- Excerpted data -
■ ■ ■

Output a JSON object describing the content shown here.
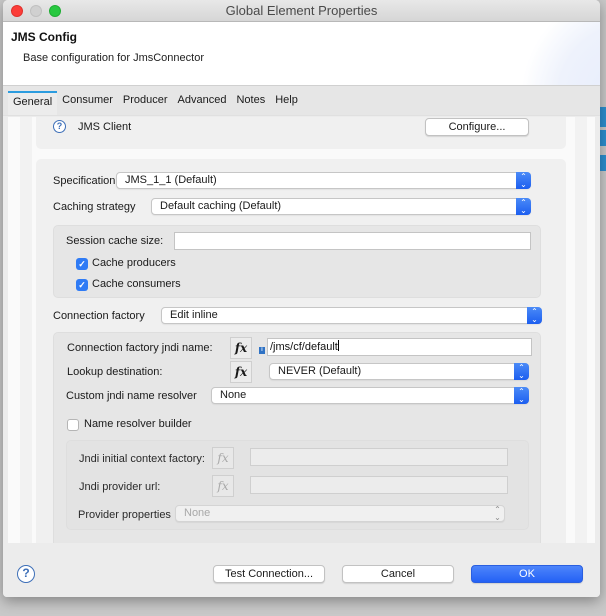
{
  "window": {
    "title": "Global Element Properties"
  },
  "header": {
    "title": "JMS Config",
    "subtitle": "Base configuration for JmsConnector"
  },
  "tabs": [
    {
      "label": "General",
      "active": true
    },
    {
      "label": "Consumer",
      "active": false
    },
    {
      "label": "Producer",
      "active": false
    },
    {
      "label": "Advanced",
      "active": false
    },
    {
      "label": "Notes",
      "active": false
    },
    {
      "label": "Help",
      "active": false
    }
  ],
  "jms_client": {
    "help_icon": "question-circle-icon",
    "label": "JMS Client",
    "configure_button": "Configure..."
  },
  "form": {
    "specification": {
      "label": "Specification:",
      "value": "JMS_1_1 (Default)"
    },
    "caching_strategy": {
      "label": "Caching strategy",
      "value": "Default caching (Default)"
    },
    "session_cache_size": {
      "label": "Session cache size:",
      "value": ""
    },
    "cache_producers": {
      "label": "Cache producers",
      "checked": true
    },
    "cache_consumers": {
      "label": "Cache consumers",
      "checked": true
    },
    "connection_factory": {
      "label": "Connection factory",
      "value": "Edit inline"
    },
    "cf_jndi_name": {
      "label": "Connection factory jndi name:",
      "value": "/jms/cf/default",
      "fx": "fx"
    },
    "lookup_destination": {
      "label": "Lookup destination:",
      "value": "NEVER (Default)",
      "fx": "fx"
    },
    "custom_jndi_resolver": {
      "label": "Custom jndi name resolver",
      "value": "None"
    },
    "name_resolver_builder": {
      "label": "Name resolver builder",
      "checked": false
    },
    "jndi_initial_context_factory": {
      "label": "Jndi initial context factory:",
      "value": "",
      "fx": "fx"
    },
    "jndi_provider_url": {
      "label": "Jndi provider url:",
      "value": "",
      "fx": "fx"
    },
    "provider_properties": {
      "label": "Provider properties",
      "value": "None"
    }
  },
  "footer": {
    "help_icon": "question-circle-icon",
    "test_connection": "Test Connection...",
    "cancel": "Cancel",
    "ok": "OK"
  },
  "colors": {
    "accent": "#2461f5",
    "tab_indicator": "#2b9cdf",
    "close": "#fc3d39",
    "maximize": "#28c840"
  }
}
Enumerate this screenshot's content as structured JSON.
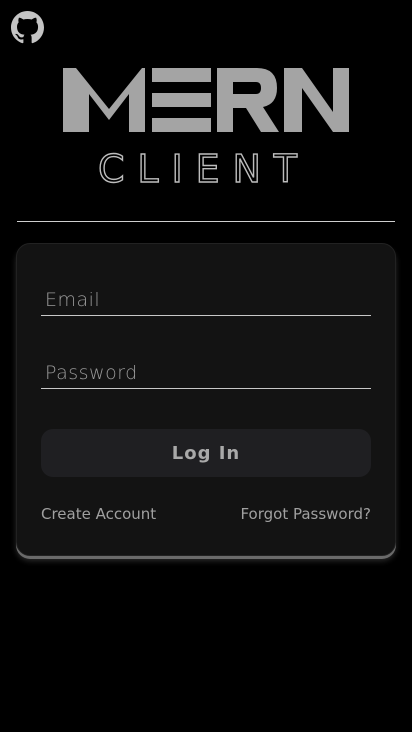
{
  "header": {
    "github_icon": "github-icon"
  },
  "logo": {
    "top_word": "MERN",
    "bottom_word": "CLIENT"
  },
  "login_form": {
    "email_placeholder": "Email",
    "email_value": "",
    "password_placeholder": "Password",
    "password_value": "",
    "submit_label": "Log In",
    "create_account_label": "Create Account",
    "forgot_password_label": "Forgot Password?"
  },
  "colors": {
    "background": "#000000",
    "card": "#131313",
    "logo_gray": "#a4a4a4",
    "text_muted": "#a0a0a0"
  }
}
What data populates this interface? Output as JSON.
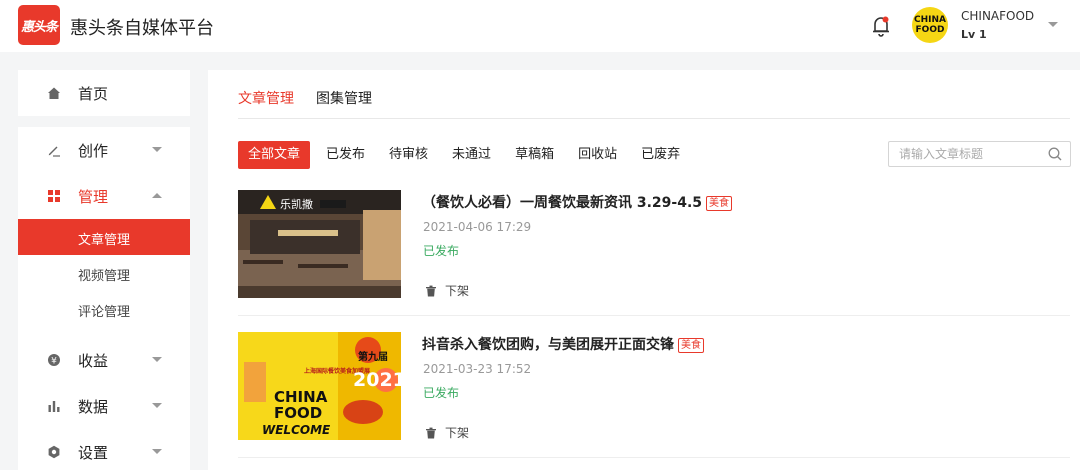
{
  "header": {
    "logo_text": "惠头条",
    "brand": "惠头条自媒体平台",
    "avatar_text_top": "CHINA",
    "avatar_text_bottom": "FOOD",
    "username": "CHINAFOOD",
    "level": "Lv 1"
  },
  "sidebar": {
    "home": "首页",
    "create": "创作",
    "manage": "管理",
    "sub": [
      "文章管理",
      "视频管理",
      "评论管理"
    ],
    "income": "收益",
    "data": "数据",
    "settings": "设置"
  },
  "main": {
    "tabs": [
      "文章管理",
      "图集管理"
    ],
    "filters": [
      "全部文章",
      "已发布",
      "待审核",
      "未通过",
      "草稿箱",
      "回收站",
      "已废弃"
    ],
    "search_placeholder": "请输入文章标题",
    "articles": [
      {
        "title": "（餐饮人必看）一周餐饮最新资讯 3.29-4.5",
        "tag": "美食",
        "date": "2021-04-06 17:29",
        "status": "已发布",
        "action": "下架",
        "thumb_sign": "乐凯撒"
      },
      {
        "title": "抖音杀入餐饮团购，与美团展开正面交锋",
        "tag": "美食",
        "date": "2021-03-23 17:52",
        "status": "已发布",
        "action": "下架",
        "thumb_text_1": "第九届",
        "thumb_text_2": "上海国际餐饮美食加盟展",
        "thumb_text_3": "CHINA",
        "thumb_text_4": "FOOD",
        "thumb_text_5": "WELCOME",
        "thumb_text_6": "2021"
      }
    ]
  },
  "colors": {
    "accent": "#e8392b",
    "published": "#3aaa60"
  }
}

■ ■ ■

- The request -
Nothing in the entries should change as you copy them, except that the pictures are left out.

- Solution -
Output a JSON object describing the content shown here.
{
  "window": {
    "title": "Global Element Properties"
  },
  "header": {
    "title": "JMS Config",
    "subtitle": "Base configuration for JmsConnector"
  },
  "tabs": [
    {
      "label": "General",
      "active": true
    },
    {
      "label": "Consumer",
      "active": false
    },
    {
      "label": "Producer",
      "active": false
    },
    {
      "label": "Advanced",
      "active": false
    },
    {
      "label": "Notes",
      "active": false
    },
    {
      "label": "Help",
      "active": false
    }
  ],
  "jms_client": {
    "help_icon": "question-circle-icon",
    "label": "JMS Client",
    "configure_button": "Configure..."
  },
  "form": {
    "specification": {
      "label": "Specification:",
      "value": "JMS_1_1 (Default)"
    },
    "caching_strategy": {
      "label": "Caching strategy",
      "value": "Default caching (Default)"
    },
    "session_cache_size": {
      "label": "Session cache size:",
      "value": ""
    },
    "cache_producers": {
      "label": "Cache producers",
      "checked": true
    },
    "cache_consumers": {
      "label": "Cache consumers",
      "checked": true
    },
    "connection_factory": {
      "label": "Connection factory",
      "value": "Edit inline"
    },
    "cf_jndi_name": {
      "label": "Connection factory jndi name:",
      "value": "/jms/cf/default",
      "fx": "fx"
    },
    "lookup_destination": {
      "label": "Lookup destination:",
      "value": "NEVER (Default)",
      "fx": "fx"
    },
    "custom_jndi_resolver": {
      "label": "Custom jndi name resolver",
      "value": "None"
    },
    "name_resolver_builder": {
      "label": "Name resolver builder",
      "checked": false
    },
    "jndi_initial_context_factory": {
      "label": "Jndi initial context factory:",
      "value": "",
      "fx": "fx"
    },
    "jndi_provider_url": {
      "label": "Jndi provider url:",
      "value": "",
      "fx": "fx"
    },
    "provider_properties": {
      "label": "Provider properties",
      "value": "None"
    }
  },
  "footer": {
    "help_icon": "question-circle-icon",
    "test_connection": "Test Connection...",
    "cancel": "Cancel",
    "ok": "OK"
  },
  "colors": {
    "accent": "#2461f5",
    "tab_indicator": "#2b9cdf",
    "close": "#fc3d39",
    "maximize": "#28c840"
  }
}
Enumerate this screenshot's content as structured JSON.
{
  "header": {
    "github_icon": "github-icon"
  },
  "logo": {
    "top_word": "MERN",
    "bottom_word": "CLIENT"
  },
  "login_form": {
    "email_placeholder": "Email",
    "email_value": "",
    "password_placeholder": "Password",
    "password_value": "",
    "submit_label": "Log In",
    "create_account_label": "Create Account",
    "forgot_password_label": "Forgot Password?"
  },
  "colors": {
    "background": "#000000",
    "card": "#131313",
    "logo_gray": "#a4a4a4",
    "text_muted": "#a0a0a0"
  }
}
What data populates this interface? Output as JSON.
{
  "header": {
    "logo_text": "惠头条",
    "brand": "惠头条自媒体平台",
    "avatar_text_top": "CHINA",
    "avatar_text_bottom": "FOOD",
    "username": "CHINAFOOD",
    "level": "Lv 1"
  },
  "sidebar": {
    "home": "首页",
    "create": "创作",
    "manage": "管理",
    "sub": [
      "文章管理",
      "视频管理",
      "评论管理"
    ],
    "income": "收益",
    "data": "数据",
    "settings": "设置"
  },
  "main": {
    "tabs": [
      "文章管理",
      "图集管理"
    ],
    "filters": [
      "全部文章",
      "已发布",
      "待审核",
      "未通过",
      "草稿箱",
      "回收站",
      "已废弃"
    ],
    "search_placeholder": "请输入文章标题",
    "articles": [
      {
        "title": "（餐饮人必看）一周餐饮最新资讯 3.29-4.5",
        "tag": "美食",
        "date": "2021-04-06 17:29",
        "status": "已发布",
        "action": "下架",
        "thumb_sign": "乐凯撒"
      },
      {
        "title": "抖音杀入餐饮团购，与美团展开正面交锋",
        "tag": "美食",
        "date": "2021-03-23 17:52",
        "status": "已发布",
        "action": "下架",
        "thumb_text_1": "第九届",
        "thumb_text_2": "上海国际餐饮美食加盟展",
        "thumb_text_3": "CHINA",
        "thumb_text_4": "FOOD",
        "thumb_text_5": "WELCOME",
        "thumb_text_6": "2021"
      }
    ]
  },
  "colors": {
    "accent": "#e8392b",
    "published": "#3aaa60"
  }
}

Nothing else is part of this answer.